====== Recorded data ======

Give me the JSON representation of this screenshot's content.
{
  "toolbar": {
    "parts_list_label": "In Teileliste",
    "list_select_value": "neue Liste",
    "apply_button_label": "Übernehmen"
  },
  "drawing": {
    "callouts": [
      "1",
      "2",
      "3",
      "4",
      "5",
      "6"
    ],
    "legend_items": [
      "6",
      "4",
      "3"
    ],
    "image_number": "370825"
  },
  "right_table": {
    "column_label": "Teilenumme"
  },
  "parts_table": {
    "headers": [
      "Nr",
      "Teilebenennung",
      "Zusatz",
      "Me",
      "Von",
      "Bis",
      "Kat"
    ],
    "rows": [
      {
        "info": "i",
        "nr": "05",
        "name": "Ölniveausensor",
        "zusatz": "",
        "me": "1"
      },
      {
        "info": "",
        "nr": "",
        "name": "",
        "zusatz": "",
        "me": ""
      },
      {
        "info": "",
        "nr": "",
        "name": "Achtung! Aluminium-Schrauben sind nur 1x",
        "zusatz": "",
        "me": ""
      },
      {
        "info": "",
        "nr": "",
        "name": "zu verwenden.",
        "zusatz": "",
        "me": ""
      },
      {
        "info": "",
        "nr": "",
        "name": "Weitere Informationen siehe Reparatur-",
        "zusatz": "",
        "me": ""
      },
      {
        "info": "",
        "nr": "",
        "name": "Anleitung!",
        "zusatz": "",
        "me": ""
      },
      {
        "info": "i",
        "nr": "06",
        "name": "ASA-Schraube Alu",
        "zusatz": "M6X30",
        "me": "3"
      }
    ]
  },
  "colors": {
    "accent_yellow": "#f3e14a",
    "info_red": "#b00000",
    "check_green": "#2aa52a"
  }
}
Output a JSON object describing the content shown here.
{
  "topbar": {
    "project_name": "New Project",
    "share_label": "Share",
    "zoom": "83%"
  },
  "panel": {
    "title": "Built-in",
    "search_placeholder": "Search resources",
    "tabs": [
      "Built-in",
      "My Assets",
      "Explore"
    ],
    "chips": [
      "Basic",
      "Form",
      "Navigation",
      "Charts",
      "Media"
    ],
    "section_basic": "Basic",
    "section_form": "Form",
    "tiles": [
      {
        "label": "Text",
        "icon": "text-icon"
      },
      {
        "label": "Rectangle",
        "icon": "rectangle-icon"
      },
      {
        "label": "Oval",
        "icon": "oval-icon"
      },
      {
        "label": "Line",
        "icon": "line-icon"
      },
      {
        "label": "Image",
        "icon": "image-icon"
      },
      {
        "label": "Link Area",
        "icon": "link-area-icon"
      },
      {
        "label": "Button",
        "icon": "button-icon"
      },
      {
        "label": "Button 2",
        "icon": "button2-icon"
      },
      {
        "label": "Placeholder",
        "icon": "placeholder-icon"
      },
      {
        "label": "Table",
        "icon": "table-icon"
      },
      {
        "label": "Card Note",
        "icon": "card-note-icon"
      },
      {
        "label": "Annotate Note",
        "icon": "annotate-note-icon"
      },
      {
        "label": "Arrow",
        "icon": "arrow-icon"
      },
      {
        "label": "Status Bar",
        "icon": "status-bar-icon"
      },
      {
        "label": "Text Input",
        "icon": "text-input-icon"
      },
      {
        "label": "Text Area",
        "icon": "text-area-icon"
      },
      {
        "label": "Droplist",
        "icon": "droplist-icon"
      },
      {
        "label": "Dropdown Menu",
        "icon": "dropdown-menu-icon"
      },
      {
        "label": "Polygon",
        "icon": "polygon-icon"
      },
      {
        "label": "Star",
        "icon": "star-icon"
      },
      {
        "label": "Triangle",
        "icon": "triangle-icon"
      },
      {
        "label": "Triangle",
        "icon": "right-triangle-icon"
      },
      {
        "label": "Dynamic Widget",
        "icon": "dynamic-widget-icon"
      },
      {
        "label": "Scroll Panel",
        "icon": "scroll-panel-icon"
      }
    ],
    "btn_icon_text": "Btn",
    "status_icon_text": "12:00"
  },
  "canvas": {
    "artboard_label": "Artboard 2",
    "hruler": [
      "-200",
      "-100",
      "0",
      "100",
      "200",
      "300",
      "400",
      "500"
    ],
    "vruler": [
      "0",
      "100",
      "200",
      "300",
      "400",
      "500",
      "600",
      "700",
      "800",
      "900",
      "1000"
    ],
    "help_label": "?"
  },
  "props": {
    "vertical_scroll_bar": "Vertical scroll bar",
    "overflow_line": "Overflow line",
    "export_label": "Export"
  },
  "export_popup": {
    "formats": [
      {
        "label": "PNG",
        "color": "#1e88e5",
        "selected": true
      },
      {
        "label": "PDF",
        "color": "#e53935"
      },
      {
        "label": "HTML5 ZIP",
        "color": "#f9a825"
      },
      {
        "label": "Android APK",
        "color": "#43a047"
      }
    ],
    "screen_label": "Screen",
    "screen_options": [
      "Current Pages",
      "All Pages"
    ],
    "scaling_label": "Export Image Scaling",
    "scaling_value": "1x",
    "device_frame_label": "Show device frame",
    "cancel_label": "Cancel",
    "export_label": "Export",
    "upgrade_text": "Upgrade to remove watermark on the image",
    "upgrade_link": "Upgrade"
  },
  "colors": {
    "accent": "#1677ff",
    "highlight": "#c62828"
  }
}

======

### Exercise instructions
Take the material above and return all of it exactly.

### Finished exercise
Give me the JSON representation of this screenshot's content.
{
  "toolbar": {
    "parts_list_label": "In Teileliste",
    "list_select_value": "neue Liste",
    "apply_button_label": "Übernehmen"
  },
  "drawing": {
    "callouts": [
      "1",
      "2",
      "3",
      "4",
      "5",
      "6"
    ],
    "legend_items": [
      "6",
      "4",
      "3"
    ],
    "image_number": "370825"
  },
  "right_table": {
    "column_label": "Teilenumme"
  },
  "parts_table": {
    "headers": [
      "Nr",
      "Teilebenennung",
      "Zusatz",
      "Me",
      "Von",
      "Bis",
      "Kat"
    ],
    "rows": [
      {
        "info": "i",
        "nr": "05",
        "name": "Ölniveausensor",
        "zusatz": "",
        "me": "1"
      },
      {
        "info": "",
        "nr": "",
        "name": "",
        "zusatz": "",
        "me": ""
      },
      {
        "info": "",
        "nr": "",
        "name": "Achtung! Aluminium-Schrauben sind nur 1x",
        "zusatz": "",
        "me": ""
      },
      {
        "info": "",
        "nr": "",
        "name": "zu verwenden.",
        "zusatz": "",
        "me": ""
      },
      {
        "info": "",
        "nr": "",
        "name": "Weitere Informationen siehe Reparatur-",
        "zusatz": "",
        "me": ""
      },
      {
        "info": "",
        "nr": "",
        "name": "Anleitung!",
        "zusatz": "",
        "me": ""
      },
      {
        "info": "i",
        "nr": "06",
        "name": "ASA-Schraube Alu",
        "zusatz": "M6X30",
        "me": "3"
      }
    ]
  },
  "colors": {
    "accent_yellow": "#f3e14a",
    "info_red": "#b00000",
    "check_green": "#2aa52a"
  }
}
Output a JSON object describing the content shown here.
{
  "topbar": {
    "project_name": "New Project",
    "share_label": "Share",
    "zoom": "83%"
  },
  "panel": {
    "title": "Built-in",
    "search_placeholder": "Search resources",
    "tabs": [
      "Built-in",
      "My Assets",
      "Explore"
    ],
    "chips": [
      "Basic",
      "Form",
      "Navigation",
      "Charts",
      "Media"
    ],
    "section_basic": "Basic",
    "section_form": "Form",
    "tiles": [
      {
        "label": "Text",
        "icon": "text-icon"
      },
      {
        "label": "Rectangle",
        "icon": "rectangle-icon"
      },
      {
        "label": "Oval",
        "icon": "oval-icon"
      },
      {
        "label": "Line",
        "icon": "line-icon"
      },
      {
        "label": "Image",
        "icon": "image-icon"
      },
      {
        "label": "Link Area",
        "icon": "link-area-icon"
      },
      {
        "label": "Button",
        "icon": "button-icon"
      },
      {
        "label": "Button 2",
        "icon": "button2-icon"
      },
      {
        "label": "Placeholder",
        "icon": "placeholder-icon"
      },
      {
        "label": "Table",
        "icon": "table-icon"
      },
      {
        "label": "Card Note",
        "icon": "card-note-icon"
      },
      {
        "label": "Annotate Note",
        "icon": "annotate-note-icon"
      },
      {
        "label": "Arrow",
        "icon": "arrow-icon"
      },
      {
        "label": "Status Bar",
        "icon": "status-bar-icon"
      },
      {
        "label": "Text Input",
        "icon": "text-input-icon"
      },
      {
        "label": "Text Area",
        "icon": "text-area-icon"
      },
      {
        "label": "Droplist",
        "icon": "droplist-icon"
      },
      {
        "label": "Dropdown Menu",
        "icon": "dropdown-menu-icon"
      },
      {
        "label": "Polygon",
        "icon": "polygon-icon"
      },
      {
        "label": "Star",
        "icon": "star-icon"
      },
      {
        "label": "Triangle",
        "icon": "triangle-icon"
      },
      {
        "label": "Triangle",
        "icon": "right-triangle-icon"
      },
      {
        "label": "Dynamic Widget",
        "icon": "dynamic-widget-icon"
      },
      {
        "label": "Scroll Panel",
        "icon": "scroll-panel-icon"
      }
    ],
    "btn_icon_text": "Btn",
    "status_icon_text": "12:00"
  },
  "canvas": {
    "artboard_label": "Artboard 2",
    "hruler": [
      "-200",
      "-100",
      "0",
      "100",
      "200",
      "300",
      "400",
      "500"
    ],
    "vruler": [
      "0",
      "100",
      "200",
      "300",
      "400",
      "500",
      "600",
      "700",
      "800",
      "900",
      "1000"
    ],
    "help_label": "?"
  },
  "props": {
    "vertical_scroll_bar": "Vertical scroll bar",
    "overflow_line": "Overflow line",
    "export_label": "Export"
  },
  "export_popup": {
    "formats": [
      {
        "label": "PNG",
        "color": "#1e88e5",
        "selected": true
      },
      {
        "label": "PDF",
        "color": "#e53935"
      },
      {
        "label": "HTML5 ZIP",
        "color": "#f9a825"
      },
      {
        "label": "Android APK",
        "color": "#43a047"
      }
    ],
    "screen_label": "Screen",
    "screen_options": [
      "Current Pages",
      "All Pages"
    ],
    "scaling_label": "Export Image Scaling",
    "scaling_value": "1x",
    "device_frame_label": "Show device frame",
    "cancel_label": "Cancel",
    "export_label": "Export",
    "upgrade_text": "Upgrade to remove watermark on the image",
    "upgrade_link": "Upgrade"
  },
  "colors": {
    "accent": "#1677ff",
    "highlight": "#c62828"
  }
}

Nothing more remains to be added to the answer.